BEGIN SUPPLIED INFORMATION
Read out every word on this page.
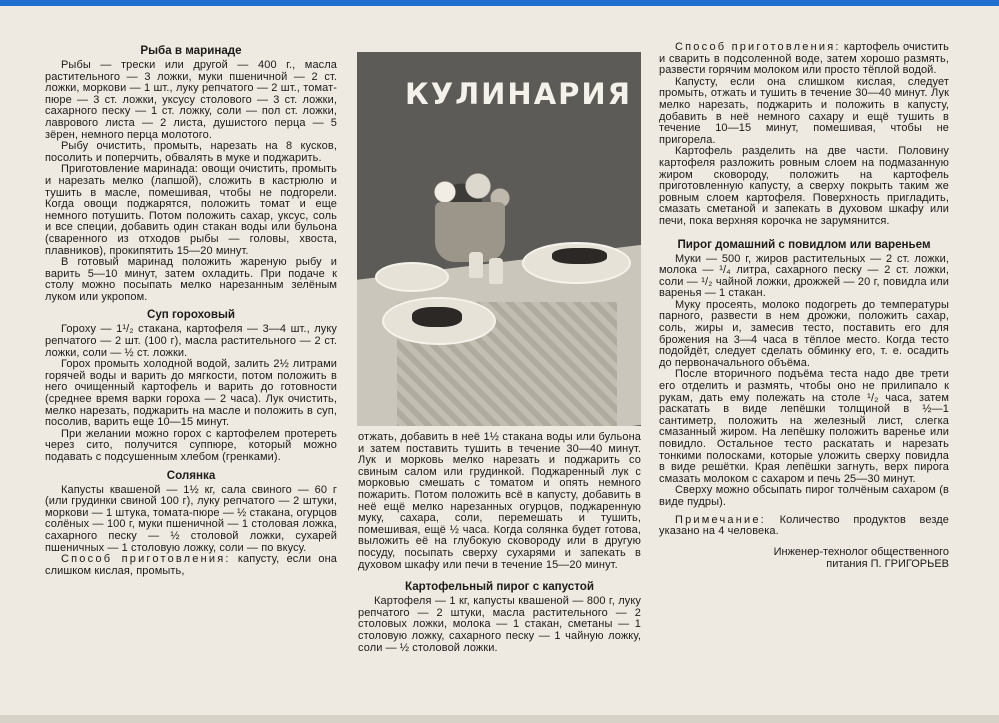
Рыба в маринаде

Рыбы — трески или другой — 400 г., масла растительного — 3 ложки, муки пшеничной — 2 ст. ложки, моркови — 1 шт., луку репчатого — 2 шт., томат-пюре — 3 ст. ложки, уксусу столового — 3 ст. ложки, сахарного песку — 1 ст. ложку, соли — пол ст. ложки, лаврового листа — 2 листа, душистого перца — 5 зёрен, немного перца молотого.

Рыбу очистить, промыть, нарезать на 8 кусков, посолить и поперчить, обвалять в муке и поджарить.

Приготовление маринада: овощи очистить, промыть и нарезать мелко (лапшой), сложить в кастрюлю и тушить в масле, помешивая, чтобы не подгорели. Когда овощи поджарятся, положить томат и еще немного потушить. Потом положить сахар, уксус, соль и все специи, добавить один стакан воды или бульона (сваренного из отходов рыбы — головы, хвоста, плавников), прокипятить 15—20 минут.

В готовый маринад положить жареную рыбу и варить 5—10 минут, затем охладить. При подаче к столу можно посыпать мелко нарезанным зелёным луком или укропом.

Суп гороховый

Гороху — 1¹/₂ стакана, картофеля — 3—4 шт., луку репчатого — 2 шт. (100 г), масла растительного — 2 ст. ложки, соли — ½ ст. ложки.

Горох промыть холодной водой, залить 2½ литрами горячей воды и варить до мягкости, потом положить в него очищенный картофель и варить до готовности (среднее время варки гороха — 2 часа). Лук очистить, мелко нарезать, поджарить на масле и положить в суп, посолив, варить еще 10—15 минут.

При желании можно горох с картофелем протереть через сито, получится суппюре, который можно подавать с подсушенным хлебом (гренками).

Солянка

Капусты квашеной — 1½ кг, сала свиного — 60 г (или грудинки свиной 100 г), луку репчатого — 2 штуки, моркови — 1 штука, томата-пюре — ½ стакана, огурцов солёных — 100 г, муки пшеничной — 1 столовая ложка, сахарного песку — ½ столовой ложки, сухарей пшеничных — 1 столовую ложку, соли — по вкусу.

Способ приготовления: капусту, если она слишком кислая, промыть,

КУЛИНАРИЯ

отжать, добавить в неё 1½ стакана воды или бульона и затем поставить тушить в течение 30—40 минут. Лук и морковь мелко нарезать и поджарить со свиным салом или грудинкой. Поджаренный лук с морковью смешать с томатом и опять немного пожарить. Потом положить всё в капусту, добавить в неё ещё мелко нарезанных огурцов, поджаренную муку, сахара, соли, перемешать и тушить, помешивая, ещё ½ часа. Когда солянка будет готова, выложить её на глубокую сковороду или в другую посуду, посыпать сверху сухарями и запекать в духовом шкафу или печи в течение 15—20 минут.

Картофельный пирог с капустой

Картофеля — 1 кг, капусты квашеной — 800 г, луку репчатого — 2 штуки, масла растительного — 2 столовых ложки, молока — 1 стакан, сметаны — 1 столовую ложку, сахарного песку — 1 чайную ложку, соли — ½ столовой ложки.

Способ приготовления: картофель очистить и сварить в подсоленной воде, затем хорошо размять, развести горячим молоком или просто тёплой водой.

Капусту, если она слишком кислая, следует промыть, отжать и тушить в течение 30—40 минут. Лук мелко нарезать, поджарить и положить в капусту, добавить в неё немного сахару и ещё тушить в течение 10—15 минут, помешивая, чтобы не пригорела.

Картофель разделить на две части. Половину картофеля разложить ровным слоем на подмазанную жиром сковороду, положить на картофель приготовленную капусту, а сверху покрыть таким же ровным слоем картофеля. Поверхность пригладить, смазать сметаной и запекать в духовом шкафу или печи, пока верхняя корочка не зарумянится.

Пирог домашний с повидлом или вареньем

Муки — 500 г, жиров растительных — 2 ст. ложки, молока — ¹/₄ литра, сахарного песку — 2 ст. ложки, соли — ¹/₂ чайной ложки, дрожжей — 20 г, повидла или варенья — 1 стакан.

Муку просеять, молоко подогреть до температуры парного, развести в нем дрожжи, положить сахар, соль, жиры и, замесив тесто, поставить его для брожения на 3—4 часа в тёплое место. Когда тесто подойдёт, следует сделать обминку его, т. е. осадить до первоначального объёма.

После вторичного подъёма теста надо две трети его отделить и размять, чтобы оно не прилипало к рукам, дать ему полежать на столе ¹/₂ часа, затем раскатать в виде лепёшки толщиной в ½—1 сантиметр, положить на железный лист, слегка смазанный жиром. На лепёшку положить варенье или повидло. Остальное тесто раскатать и нарезать тонкими полосками, которые уложить сверху повидла в виде решётки. Края лепёшки загнуть, верх пирога смазать молоком с сахаром и печь 25—30 минут.

Сверху можно обсыпать пирог толчёным сахаром (в виде пудры).

Примечание: Количество продуктов везде указано на 4 человека.

Инженер-технолог общественного
питания П. ГРИГОРЬЕВ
END SUPPLIED INFORMATION
DIRECTIVE
Extract all the entries word for word; omit any pictures.

REPLY TO THE TASK
Read out every word on this page.
Рыба в маринаде

Рыбы — трески или другой — 400 г., масла растительного — 3 ложки, муки пшеничной — 2 ст. ложки, моркови — 1 шт., луку репчатого — 2 шт., томат-пюре — 3 ст. ложки, уксусу столового — 3 ст. ложки, сахарного песку — 1 ст. ложку, соли — пол ст. ложки, лаврового листа — 2 листа, душистого перца — 5 зёрен, немного перца молотого.

Рыбу очистить, промыть, нарезать на 8 кусков, посолить и поперчить, обвалять в муке и поджарить.

Приготовление маринада: овощи очистить, промыть и нарезать мелко (лапшой), сложить в кастрюлю и тушить в масле, помешивая, чтобы не подгорели. Когда овощи поджарятся, положить томат и еще немного потушить. Потом положить сахар, уксус, соль и все специи, добавить один стакан воды или бульона (сваренного из отходов рыбы — головы, хвоста, плавников), прокипятить 15—20 минут.

В готовый маринад положить жареную рыбу и варить 5—10 минут, затем охладить. При подаче к столу можно посыпать мелко нарезанным зелёным луком или укропом.

Суп гороховый

Гороху — 1¹/₂ стакана, картофеля — 3—4 шт., луку репчатого — 2 шт. (100 г), масла растительного — 2 ст. ложки, соли — ½ ст. ложки.

Горох промыть холодной водой, залить 2½ литрами горячей воды и варить до мягкости, потом положить в него очищенный картофель и варить до готовности (среднее время варки гороха — 2 часа). Лук очистить, мелко нарезать, поджарить на масле и положить в суп, посолив, варить еще 10—15 минут.

При желании можно горох с картофелем протереть через сито, получится суппюре, который можно подавать с подсушенным хлебом (гренками).

Солянка

Капусты квашеной — 1½ кг, сала свиного — 60 г (или грудинки свиной 100 г), луку репчатого — 2 штуки, моркови — 1 штука, томата-пюре — ½ стакана, огурцов солёных — 100 г, муки пшеничной — 1 столовая ложка, сахарного песку — ½ столовой ложки, сухарей пшеничных — 1 столовую ложку, соли — по вкусу.

Способ приготовления: капусту, если она слишком кислая, промыть,

КУЛИНАРИЯ

отжать, добавить в неё 1½ стакана воды или бульона и затем поставить тушить в течение 30—40 минут. Лук и морковь мелко нарезать и поджарить со свиным салом или грудинкой. Поджаренный лук с морковью смешать с томатом и опять немного пожарить. Потом положить всё в капусту, добавить в неё ещё мелко нарезанных огурцов, поджаренную муку, сахара, соли, перемешать и тушить, помешивая, ещё ½ часа. Когда солянка будет готова, выложить её на глубокую сковороду или в другую посуду, посыпать сверху сухарями и запекать в духовом шкафу или печи в течение 15—20 минут.

Картофельный пирог с капустой

Картофеля — 1 кг, капусты квашеной — 800 г, луку репчатого — 2 штуки, масла растительного — 2 столовых ложки, молока — 1 стакан, сметаны — 1 столовую ложку, сахарного песку — 1 чайную ложку, соли — ½ столовой ложки.

Способ приготовления: картофель очистить и сварить в подсоленной воде, затем хорошо размять, развести горячим молоком или просто тёплой водой.

Капусту, если она слишком кислая, следует промыть, отжать и тушить в течение 30—40 минут. Лук мелко нарезать, поджарить и положить в капусту, добавить в неё немного сахару и ещё тушить в течение 10—15 минут, помешивая, чтобы не пригорела.

Картофель разделить на две части. Половину картофеля разложить ровным слоем на подмазанную жиром сковороду, положить на картофель приготовленную капусту, а сверху покрыть таким же ровным слоем картофеля. Поверхность пригладить, смазать сметаной и запекать в духовом шкафу или печи, пока верхняя корочка не зарумянится.

Пирог домашний с повидлом или вареньем

Муки — 500 г, жиров растительных — 2 ст. ложки, молока — ¹/₄ литра, сахарного песку — 2 ст. ложки, соли — ¹/₂ чайной ложки, дрожжей — 20 г, повидла или варенья — 1 стакан.

Муку просеять, молоко подогреть до температуры парного, развести в нем дрожжи, положить сахар, соль, жиры и, замесив тесто, поставить его для брожения на 3—4 часа в тёплое место. Когда тесто подойдёт, следует сделать обминку его, т. е. осадить до первоначального объёма.

После вторичного подъёма теста надо две трети его отделить и размять, чтобы оно не прилипало к рукам, дать ему полежать на столе ¹/₂ часа, затем раскатать в виде лепёшки толщиной в ½—1 сантиметр, положить на железный лист, слегка смазанный жиром. На лепёшку положить варенье или повидло. Остальное тесто раскатать и нарезать тонкими полосками, которые уложить сверху повидла в виде решётки. Края лепёшки загнуть, верх пирога смазать молоком с сахаром и печь 25—30 минут.

Сверху можно обсыпать пирог толчёным сахаром (в виде пудры).

Примечание: Количество продуктов везде указано на 4 человека.

Инженер-технолог общественного
питания П. ГРИГОРЬЕВ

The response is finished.